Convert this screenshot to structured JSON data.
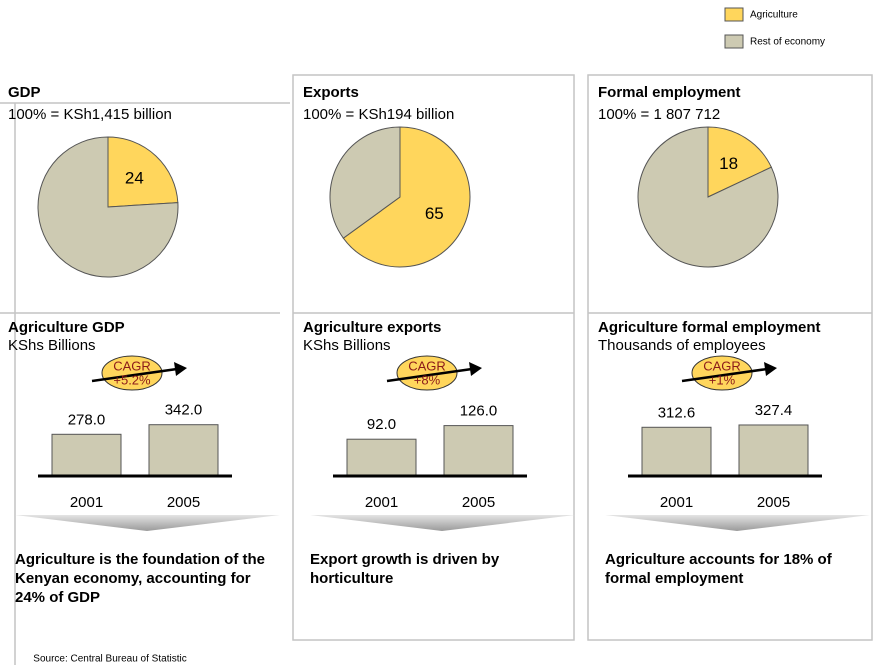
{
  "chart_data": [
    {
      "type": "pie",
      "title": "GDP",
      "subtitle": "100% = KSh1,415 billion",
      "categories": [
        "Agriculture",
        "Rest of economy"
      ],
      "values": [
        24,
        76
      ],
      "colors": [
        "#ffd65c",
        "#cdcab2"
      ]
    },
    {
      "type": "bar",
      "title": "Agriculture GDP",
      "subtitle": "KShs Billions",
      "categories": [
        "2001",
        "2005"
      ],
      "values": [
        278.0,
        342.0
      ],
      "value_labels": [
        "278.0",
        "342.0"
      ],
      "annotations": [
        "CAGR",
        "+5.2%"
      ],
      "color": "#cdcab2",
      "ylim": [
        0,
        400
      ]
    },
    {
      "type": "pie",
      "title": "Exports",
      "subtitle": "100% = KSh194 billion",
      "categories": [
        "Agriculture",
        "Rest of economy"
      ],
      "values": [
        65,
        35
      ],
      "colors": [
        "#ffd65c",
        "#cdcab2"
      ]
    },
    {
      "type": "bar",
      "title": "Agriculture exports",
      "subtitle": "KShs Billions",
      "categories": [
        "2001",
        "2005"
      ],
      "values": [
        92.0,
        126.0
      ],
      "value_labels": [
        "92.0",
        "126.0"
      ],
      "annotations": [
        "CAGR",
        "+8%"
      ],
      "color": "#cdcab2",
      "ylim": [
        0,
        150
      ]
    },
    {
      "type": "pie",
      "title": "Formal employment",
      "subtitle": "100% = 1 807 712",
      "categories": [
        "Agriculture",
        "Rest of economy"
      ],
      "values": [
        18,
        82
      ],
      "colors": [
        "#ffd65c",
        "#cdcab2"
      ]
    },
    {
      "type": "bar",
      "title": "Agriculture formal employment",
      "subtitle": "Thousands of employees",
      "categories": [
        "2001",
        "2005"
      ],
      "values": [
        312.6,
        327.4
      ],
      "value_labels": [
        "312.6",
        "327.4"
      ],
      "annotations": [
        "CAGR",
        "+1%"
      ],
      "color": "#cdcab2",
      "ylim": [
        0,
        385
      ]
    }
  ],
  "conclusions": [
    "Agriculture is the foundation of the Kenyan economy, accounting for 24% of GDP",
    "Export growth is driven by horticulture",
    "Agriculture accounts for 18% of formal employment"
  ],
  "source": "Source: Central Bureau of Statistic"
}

:::

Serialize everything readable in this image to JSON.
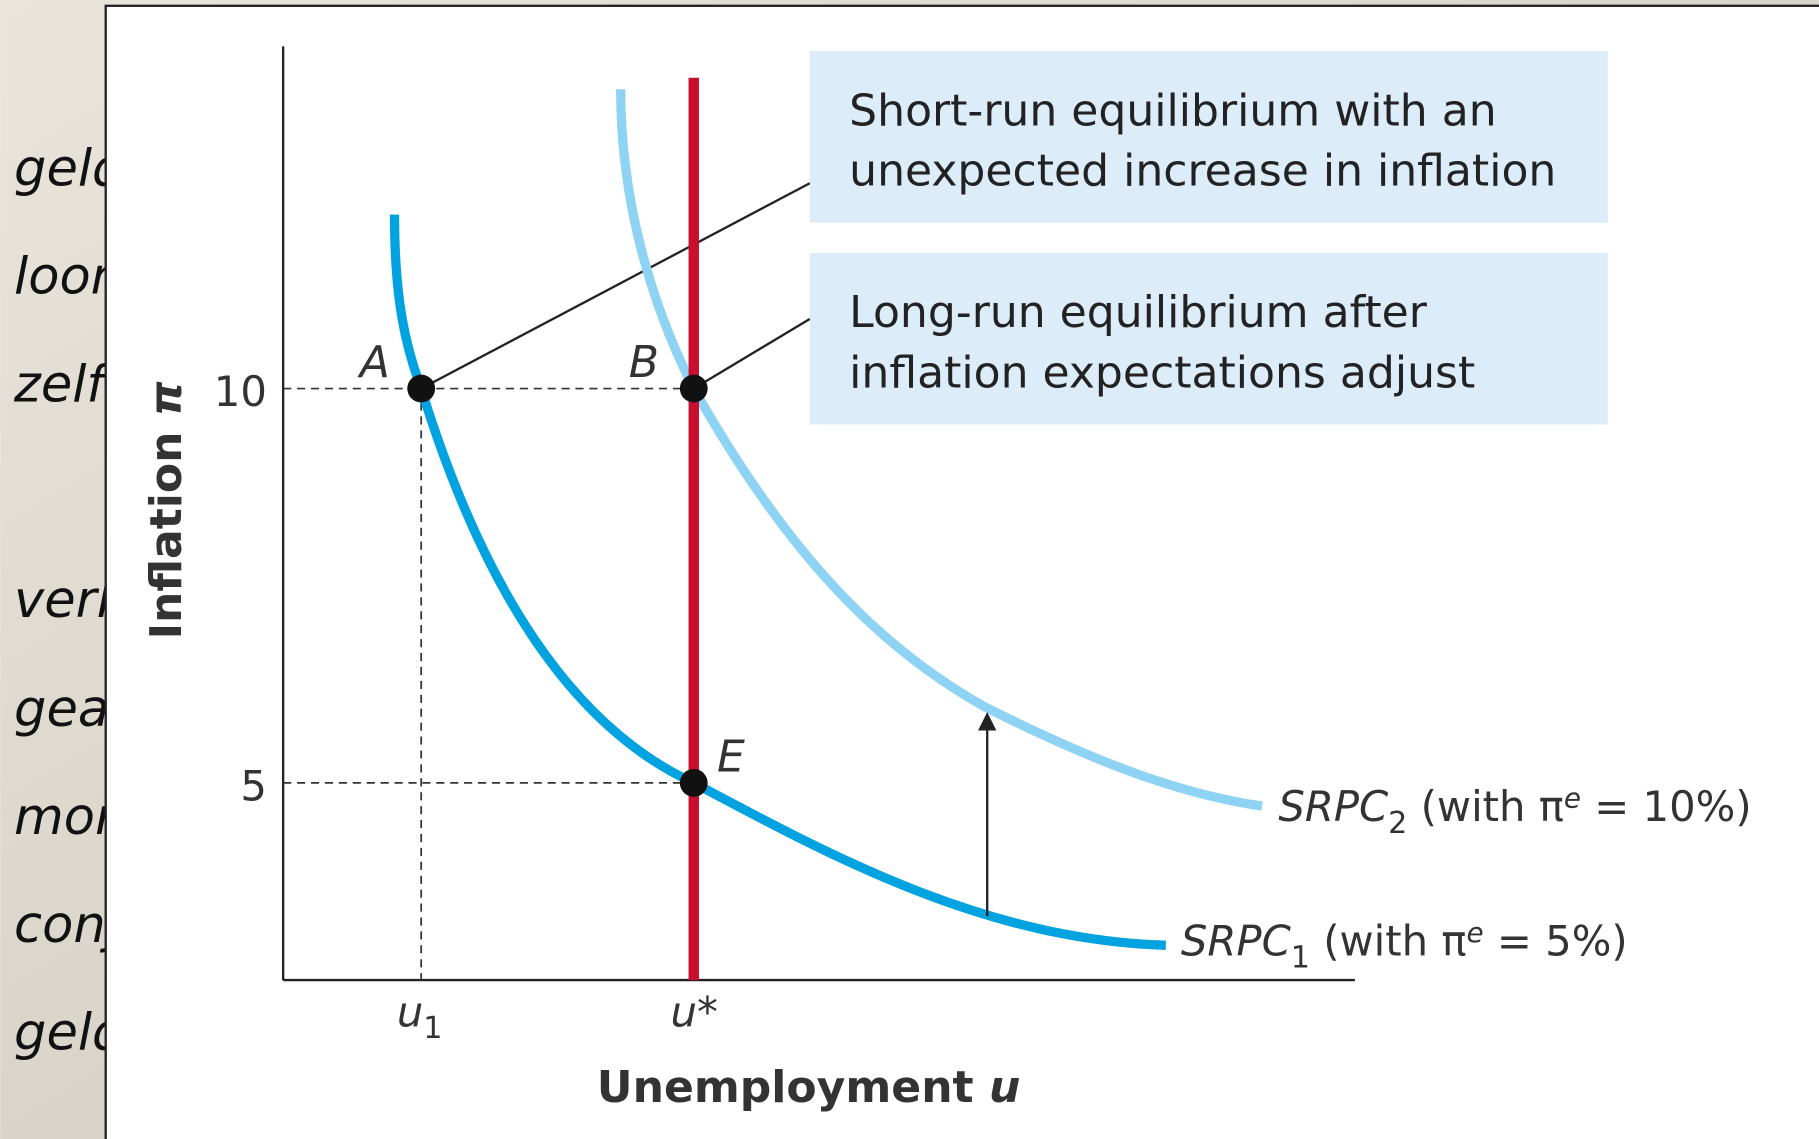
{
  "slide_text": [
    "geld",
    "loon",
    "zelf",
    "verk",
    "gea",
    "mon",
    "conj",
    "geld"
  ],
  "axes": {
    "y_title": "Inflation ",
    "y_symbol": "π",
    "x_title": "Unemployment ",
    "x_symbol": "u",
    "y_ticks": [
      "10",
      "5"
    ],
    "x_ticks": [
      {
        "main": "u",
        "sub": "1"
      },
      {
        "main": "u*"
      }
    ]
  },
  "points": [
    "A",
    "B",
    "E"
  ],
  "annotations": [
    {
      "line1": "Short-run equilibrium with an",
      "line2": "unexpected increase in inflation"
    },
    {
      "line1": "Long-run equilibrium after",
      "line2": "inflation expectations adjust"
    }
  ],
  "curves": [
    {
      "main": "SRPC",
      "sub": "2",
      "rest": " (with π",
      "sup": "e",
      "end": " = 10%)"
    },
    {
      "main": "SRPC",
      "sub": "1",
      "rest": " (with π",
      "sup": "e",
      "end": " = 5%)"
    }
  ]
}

:::

## SHORT EXERCISE
Copy out each line of the entries that holds "JSON".

## REPLY TO THE TASK
Convert this screenshot to structured JSON data.
Serialize everything readable in this image to JSON.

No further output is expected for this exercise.